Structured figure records

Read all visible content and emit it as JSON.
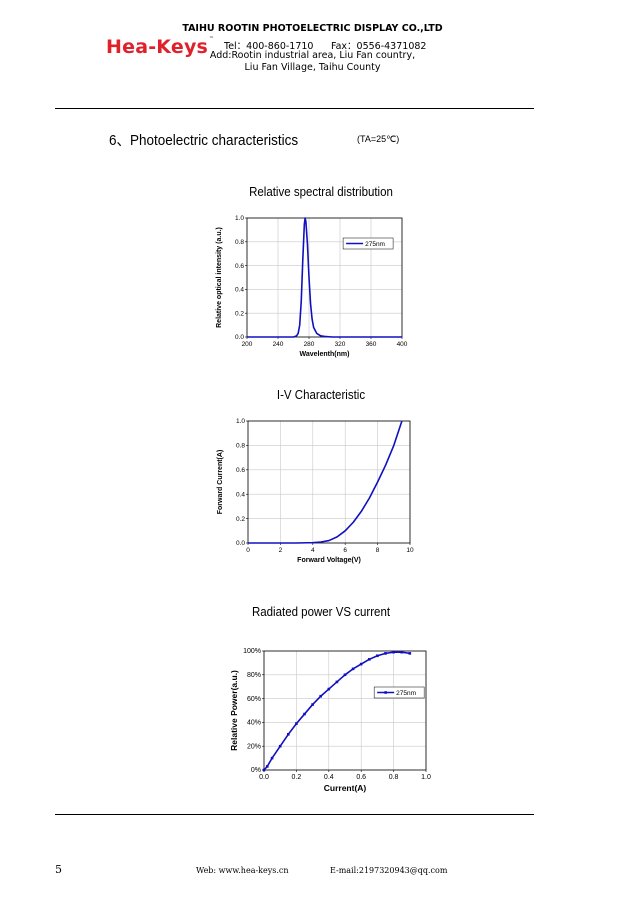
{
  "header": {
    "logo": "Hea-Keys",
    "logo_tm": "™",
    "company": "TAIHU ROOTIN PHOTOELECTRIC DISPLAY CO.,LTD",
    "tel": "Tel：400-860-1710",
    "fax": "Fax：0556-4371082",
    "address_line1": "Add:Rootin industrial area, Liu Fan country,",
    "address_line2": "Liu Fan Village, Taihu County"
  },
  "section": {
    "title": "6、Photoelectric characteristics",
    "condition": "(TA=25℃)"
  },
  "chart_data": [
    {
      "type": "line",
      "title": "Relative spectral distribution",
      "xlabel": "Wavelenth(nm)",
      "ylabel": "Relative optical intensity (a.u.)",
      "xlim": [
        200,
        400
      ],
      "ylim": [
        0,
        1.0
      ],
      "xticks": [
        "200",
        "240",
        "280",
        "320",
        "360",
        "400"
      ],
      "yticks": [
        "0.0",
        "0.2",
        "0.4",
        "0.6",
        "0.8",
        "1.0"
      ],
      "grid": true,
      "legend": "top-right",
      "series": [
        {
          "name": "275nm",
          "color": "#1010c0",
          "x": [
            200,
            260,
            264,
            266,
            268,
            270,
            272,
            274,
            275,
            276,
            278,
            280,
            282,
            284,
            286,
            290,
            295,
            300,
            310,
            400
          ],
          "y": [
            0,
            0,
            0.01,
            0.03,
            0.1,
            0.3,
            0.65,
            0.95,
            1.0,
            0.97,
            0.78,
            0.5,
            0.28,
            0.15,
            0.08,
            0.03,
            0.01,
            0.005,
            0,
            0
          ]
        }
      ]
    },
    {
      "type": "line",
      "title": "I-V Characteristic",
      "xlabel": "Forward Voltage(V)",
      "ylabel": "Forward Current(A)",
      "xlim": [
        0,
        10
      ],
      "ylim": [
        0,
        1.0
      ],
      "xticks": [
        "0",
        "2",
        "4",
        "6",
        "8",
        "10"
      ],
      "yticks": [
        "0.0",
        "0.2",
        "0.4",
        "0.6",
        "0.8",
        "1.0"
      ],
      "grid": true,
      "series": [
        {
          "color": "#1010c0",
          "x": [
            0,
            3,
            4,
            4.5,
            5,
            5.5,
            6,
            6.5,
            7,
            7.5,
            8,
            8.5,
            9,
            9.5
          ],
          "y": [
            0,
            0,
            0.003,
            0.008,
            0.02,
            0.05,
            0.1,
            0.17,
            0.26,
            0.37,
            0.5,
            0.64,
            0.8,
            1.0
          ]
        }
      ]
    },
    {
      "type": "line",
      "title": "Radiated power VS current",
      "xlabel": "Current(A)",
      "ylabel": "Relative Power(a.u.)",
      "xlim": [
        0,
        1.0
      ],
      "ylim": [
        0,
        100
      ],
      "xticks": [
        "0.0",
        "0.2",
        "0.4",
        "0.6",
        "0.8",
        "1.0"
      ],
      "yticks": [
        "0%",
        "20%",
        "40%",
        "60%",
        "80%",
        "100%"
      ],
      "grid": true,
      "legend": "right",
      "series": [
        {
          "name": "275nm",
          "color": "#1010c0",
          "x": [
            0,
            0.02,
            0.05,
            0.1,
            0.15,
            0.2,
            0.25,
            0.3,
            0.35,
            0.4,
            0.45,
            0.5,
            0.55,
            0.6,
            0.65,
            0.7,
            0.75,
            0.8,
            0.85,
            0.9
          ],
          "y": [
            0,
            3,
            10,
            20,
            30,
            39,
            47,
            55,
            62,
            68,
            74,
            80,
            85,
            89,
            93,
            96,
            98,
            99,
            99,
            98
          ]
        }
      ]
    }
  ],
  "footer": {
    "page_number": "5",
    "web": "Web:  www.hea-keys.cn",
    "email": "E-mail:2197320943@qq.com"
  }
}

GIVEN REQUEST:
Copy the records word for word, leaving no picture in the copy.

RESPONSE TO THE TASK:
Read all visible content and emit it as JSON.
{
  "header": {
    "logo": "Hea-Keys",
    "logo_tm": "™",
    "company": "TAIHU ROOTIN PHOTOELECTRIC DISPLAY CO.,LTD",
    "tel": "Tel：400-860-1710",
    "fax": "Fax：0556-4371082",
    "address_line1": "Add:Rootin industrial area, Liu Fan country,",
    "address_line2": "Liu Fan Village, Taihu County"
  },
  "section": {
    "title": "6、Photoelectric characteristics",
    "condition": "(TA=25℃)"
  },
  "chart_data": [
    {
      "type": "line",
      "title": "Relative spectral distribution",
      "xlabel": "Wavelenth(nm)",
      "ylabel": "Relative optical intensity (a.u.)",
      "xlim": [
        200,
        400
      ],
      "ylim": [
        0,
        1.0
      ],
      "xticks": [
        "200",
        "240",
        "280",
        "320",
        "360",
        "400"
      ],
      "yticks": [
        "0.0",
        "0.2",
        "0.4",
        "0.6",
        "0.8",
        "1.0"
      ],
      "grid": true,
      "legend": "top-right",
      "series": [
        {
          "name": "275nm",
          "color": "#1010c0",
          "x": [
            200,
            260,
            264,
            266,
            268,
            270,
            272,
            274,
            275,
            276,
            278,
            280,
            282,
            284,
            286,
            290,
            295,
            300,
            310,
            400
          ],
          "y": [
            0,
            0,
            0.01,
            0.03,
            0.1,
            0.3,
            0.65,
            0.95,
            1.0,
            0.97,
            0.78,
            0.5,
            0.28,
            0.15,
            0.08,
            0.03,
            0.01,
            0.005,
            0,
            0
          ]
        }
      ]
    },
    {
      "type": "line",
      "title": "I-V Characteristic",
      "xlabel": "Forward Voltage(V)",
      "ylabel": "Forward Current(A)",
      "xlim": [
        0,
        10
      ],
      "ylim": [
        0,
        1.0
      ],
      "xticks": [
        "0",
        "2",
        "4",
        "6",
        "8",
        "10"
      ],
      "yticks": [
        "0.0",
        "0.2",
        "0.4",
        "0.6",
        "0.8",
        "1.0"
      ],
      "grid": true,
      "series": [
        {
          "color": "#1010c0",
          "x": [
            0,
            3,
            4,
            4.5,
            5,
            5.5,
            6,
            6.5,
            7,
            7.5,
            8,
            8.5,
            9,
            9.5
          ],
          "y": [
            0,
            0,
            0.003,
            0.008,
            0.02,
            0.05,
            0.1,
            0.17,
            0.26,
            0.37,
            0.5,
            0.64,
            0.8,
            1.0
          ]
        }
      ]
    },
    {
      "type": "line",
      "title": "Radiated power VS current",
      "xlabel": "Current(A)",
      "ylabel": "Relative Power(a.u.)",
      "xlim": [
        0,
        1.0
      ],
      "ylim": [
        0,
        100
      ],
      "xticks": [
        "0.0",
        "0.2",
        "0.4",
        "0.6",
        "0.8",
        "1.0"
      ],
      "yticks": [
        "0%",
        "20%",
        "40%",
        "60%",
        "80%",
        "100%"
      ],
      "grid": true,
      "legend": "right",
      "series": [
        {
          "name": "275nm",
          "color": "#1010c0",
          "x": [
            0,
            0.02,
            0.05,
            0.1,
            0.15,
            0.2,
            0.25,
            0.3,
            0.35,
            0.4,
            0.45,
            0.5,
            0.55,
            0.6,
            0.65,
            0.7,
            0.75,
            0.8,
            0.85,
            0.9
          ],
          "y": [
            0,
            3,
            10,
            20,
            30,
            39,
            47,
            55,
            62,
            68,
            74,
            80,
            85,
            89,
            93,
            96,
            98,
            99,
            99,
            98
          ]
        }
      ]
    }
  ],
  "footer": {
    "page_number": "5",
    "web": "Web:  www.hea-keys.cn",
    "email": "E-mail:2197320943@qq.com"
  }
}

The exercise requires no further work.